▶ Saved entries
_ _ _ _
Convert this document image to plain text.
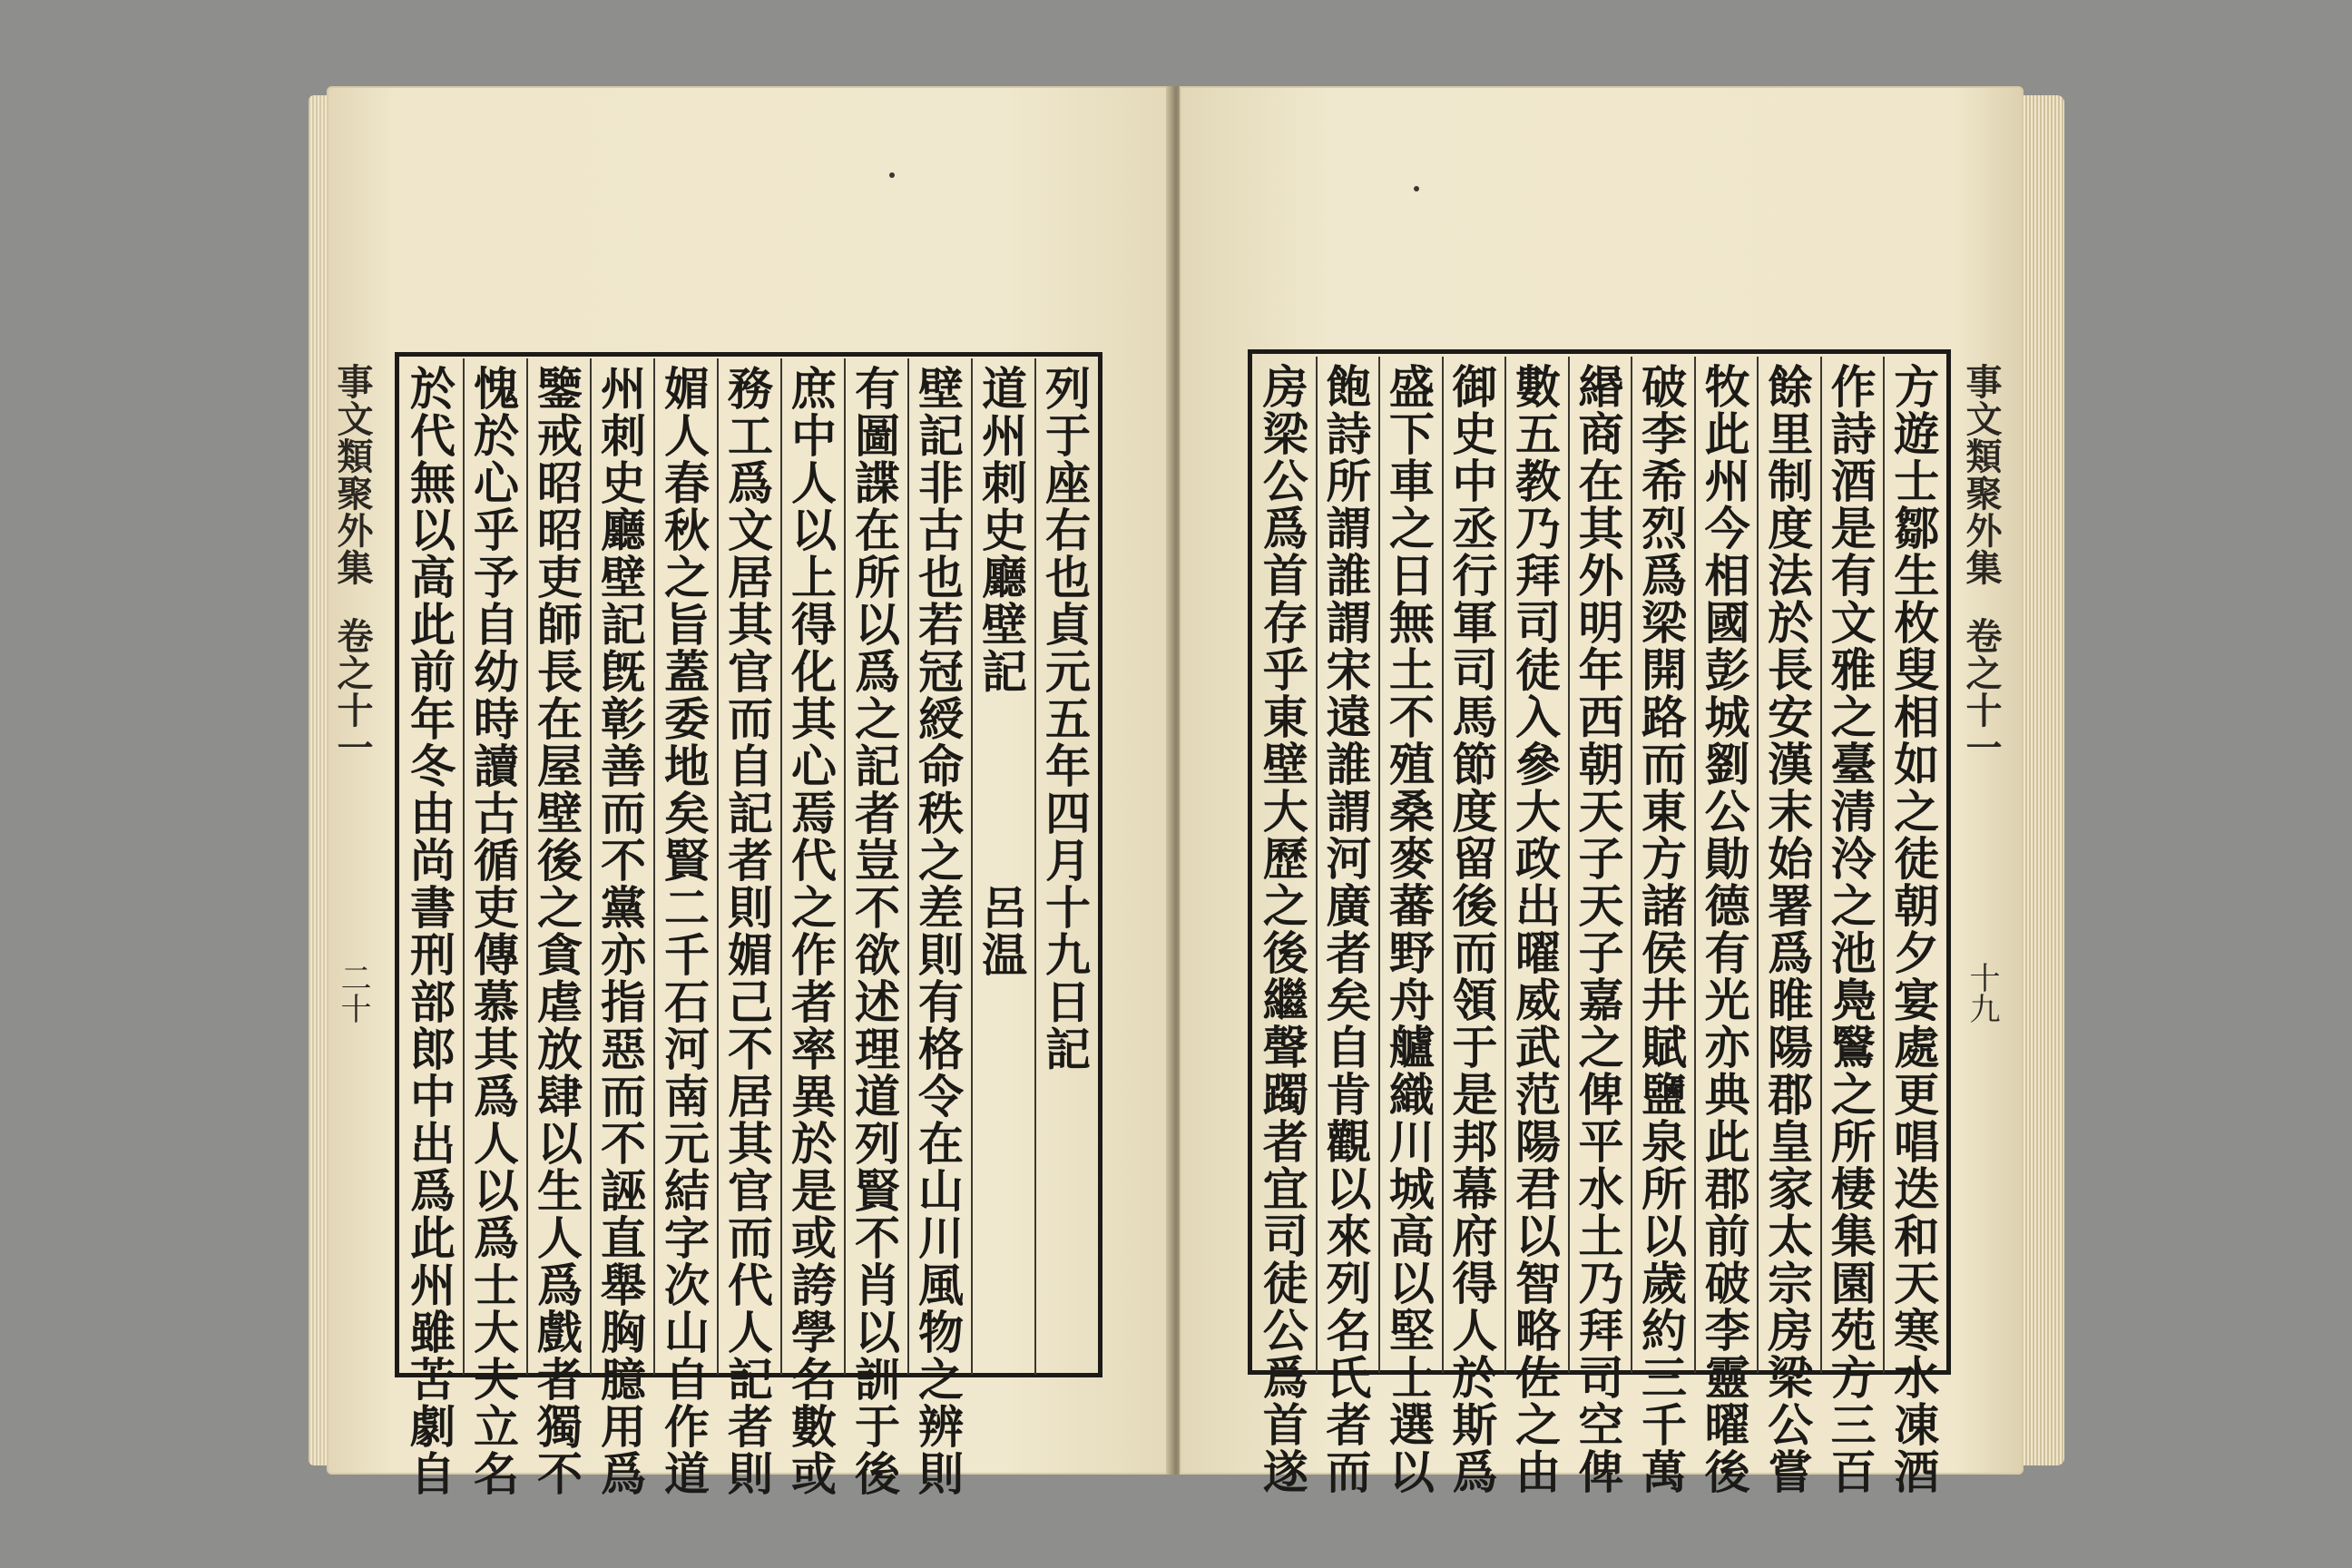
列于座右也貞元五年四月十九日記
道州刺史廳壁記　　　　呂温
壁記非古也若冠綬命秩之差則有格令在山川風物之辨則
有圖諜在所以爲之記者豈不欲述理道列賢不肖以訓于後
庶中人以上得化其心焉代之作者率異於是或誇學名數或
務工爲文居其官而自記者則媚己不居其官而代人記者則
媚人春秋之旨蓋委地矣賢二千石河南元結字次山自作道
州刺史廳壁記旣彰善而不黨亦指惡而不誣直舉胸臆用爲
鑒戒昭昭吏師長在屋壁後之貪虐放肆以生人爲戲者獨不
愧於心乎予自幼時讀古循吏傳慕其爲人以爲士大夫立名
於代無以高此前年冬由尚書刑部郎中出爲此州雖苦劇自
事文類聚外集
卷之十一
二十	方遊士鄒生枚叟相如之徒朝夕宴處更唱迭和天寒水凍酒
作詩酒是有文雅之臺清泠之池鳧鷖之所棲集園苑方三百
餘里制度法於長安漢末始署爲睢陽郡皇家太宗房梁公嘗
牧此州今相國彭城劉公勛德有光亦典此郡前破李靈曜後
破李希烈爲梁開路而東方諸侯井賦鹽泉所以歲約三千萬
緡商在其外明年西朝天子天子嘉之俾平水土乃拜司空俾
數五教乃拜司徒入參大政出曜威武范陽君以智略佐之由
御史中丞行軍司馬節度留後而領于是邦幕府得人於斯爲
盛下車之日無土不殖桑麥蕃野舟艫織川城高以堅士選以
飽詩所謂誰謂宋遠誰謂河廣者矣自肯觀以來列名氏者而
房梁公爲首存乎東壁大歷之後繼聲躅者宜司徒公爲首遂	事文類聚外集
卷之十一
十九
_ _ _ _
▶ What is required
All the lines above are to be reproduced exactly, except the pictures.

▶ Written response
Convert this document image to plain text.
列于座右也貞元五年四月十九日記
道州刺史廳壁記　　　　呂温
壁記非古也若冠綬命秩之差則有格令在山川風物之辨則
有圖諜在所以爲之記者豈不欲述理道列賢不肖以訓于後
庶中人以上得化其心焉代之作者率異於是或誇學名數或
務工爲文居其官而自記者則媚己不居其官而代人記者則
媚人春秋之旨蓋委地矣賢二千石河南元結字次山自作道
州刺史廳壁記旣彰善而不黨亦指惡而不誣直舉胸臆用爲
鑒戒昭昭吏師長在屋壁後之貪虐放肆以生人爲戲者獨不
愧於心乎予自幼時讀古循吏傳慕其爲人以爲士大夫立名
於代無以高此前年冬由尚書刑部郎中出爲此州雖苦劇自
事文類聚外集
卷之十一
二十	方遊士鄒生枚叟相如之徒朝夕宴處更唱迭和天寒水凍酒
作詩酒是有文雅之臺清泠之池鳧鷖之所棲集園苑方三百
餘里制度法於長安漢末始署爲睢陽郡皇家太宗房梁公嘗
牧此州今相國彭城劉公勛德有光亦典此郡前破李靈曜後
破李希烈爲梁開路而東方諸侯井賦鹽泉所以歲約三千萬
緡商在其外明年西朝天子天子嘉之俾平水土乃拜司空俾
數五教乃拜司徒入參大政出曜威武范陽君以智略佐之由
御史中丞行軍司馬節度留後而領于是邦幕府得人於斯爲
盛下車之日無土不殖桑麥蕃野舟艫織川城高以堅士選以
飽詩所謂誰謂宋遠誰謂河廣者矣自肯觀以來列名氏者而
房梁公爲首存乎東壁大歷之後繼聲躅者宜司徒公爲首遂	事文類聚外集
卷之十一
十九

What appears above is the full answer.